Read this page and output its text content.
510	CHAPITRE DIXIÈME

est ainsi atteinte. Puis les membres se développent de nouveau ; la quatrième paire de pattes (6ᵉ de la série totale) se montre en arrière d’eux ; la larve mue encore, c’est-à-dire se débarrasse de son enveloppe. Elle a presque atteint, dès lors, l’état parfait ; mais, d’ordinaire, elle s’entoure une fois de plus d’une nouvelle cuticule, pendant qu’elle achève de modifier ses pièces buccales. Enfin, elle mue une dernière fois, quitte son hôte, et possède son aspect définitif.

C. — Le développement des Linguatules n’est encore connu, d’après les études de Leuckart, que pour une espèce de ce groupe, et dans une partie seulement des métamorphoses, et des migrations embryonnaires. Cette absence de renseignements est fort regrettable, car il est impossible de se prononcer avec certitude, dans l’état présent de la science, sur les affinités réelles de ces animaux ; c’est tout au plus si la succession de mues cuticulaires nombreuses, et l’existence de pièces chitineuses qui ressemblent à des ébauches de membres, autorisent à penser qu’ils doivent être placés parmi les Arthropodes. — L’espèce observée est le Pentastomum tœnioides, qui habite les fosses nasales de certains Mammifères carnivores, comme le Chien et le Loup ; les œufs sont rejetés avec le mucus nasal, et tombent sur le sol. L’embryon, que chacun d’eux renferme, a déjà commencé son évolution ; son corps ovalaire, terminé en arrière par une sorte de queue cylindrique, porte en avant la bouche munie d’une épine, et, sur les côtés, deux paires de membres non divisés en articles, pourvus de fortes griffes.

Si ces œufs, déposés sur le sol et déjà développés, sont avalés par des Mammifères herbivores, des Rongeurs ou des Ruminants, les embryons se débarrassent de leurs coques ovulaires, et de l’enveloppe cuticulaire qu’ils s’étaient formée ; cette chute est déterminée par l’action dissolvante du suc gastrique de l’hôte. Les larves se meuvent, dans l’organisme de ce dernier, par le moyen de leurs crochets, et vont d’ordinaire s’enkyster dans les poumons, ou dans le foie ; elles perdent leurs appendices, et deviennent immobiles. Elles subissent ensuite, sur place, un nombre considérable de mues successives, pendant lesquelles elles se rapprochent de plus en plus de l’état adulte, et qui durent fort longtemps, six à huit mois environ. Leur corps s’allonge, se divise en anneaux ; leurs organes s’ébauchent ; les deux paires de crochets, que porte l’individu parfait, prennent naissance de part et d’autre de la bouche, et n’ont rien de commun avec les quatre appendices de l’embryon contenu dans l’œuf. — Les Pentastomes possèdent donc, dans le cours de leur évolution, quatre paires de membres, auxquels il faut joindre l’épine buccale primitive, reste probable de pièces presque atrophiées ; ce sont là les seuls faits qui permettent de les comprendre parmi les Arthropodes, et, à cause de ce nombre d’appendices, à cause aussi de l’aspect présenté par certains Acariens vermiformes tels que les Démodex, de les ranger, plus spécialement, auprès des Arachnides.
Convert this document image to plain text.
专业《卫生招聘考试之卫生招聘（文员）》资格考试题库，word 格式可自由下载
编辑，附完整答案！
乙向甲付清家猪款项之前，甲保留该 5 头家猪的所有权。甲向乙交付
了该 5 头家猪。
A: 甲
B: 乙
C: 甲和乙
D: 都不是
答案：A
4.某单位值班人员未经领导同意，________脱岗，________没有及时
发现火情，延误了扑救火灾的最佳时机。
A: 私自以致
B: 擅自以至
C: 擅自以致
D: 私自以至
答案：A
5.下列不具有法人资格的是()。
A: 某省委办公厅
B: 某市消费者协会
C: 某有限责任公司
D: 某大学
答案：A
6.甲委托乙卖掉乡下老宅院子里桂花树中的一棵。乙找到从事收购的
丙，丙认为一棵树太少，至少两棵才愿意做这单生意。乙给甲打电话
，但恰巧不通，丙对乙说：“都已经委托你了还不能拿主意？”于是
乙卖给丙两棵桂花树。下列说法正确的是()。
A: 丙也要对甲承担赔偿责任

» **Given problem**
Locate the word "text" in the records and collect each line it appears in.

» **Reply to the exercise**
Read this page and output its text content.
Convert this document image to plain text.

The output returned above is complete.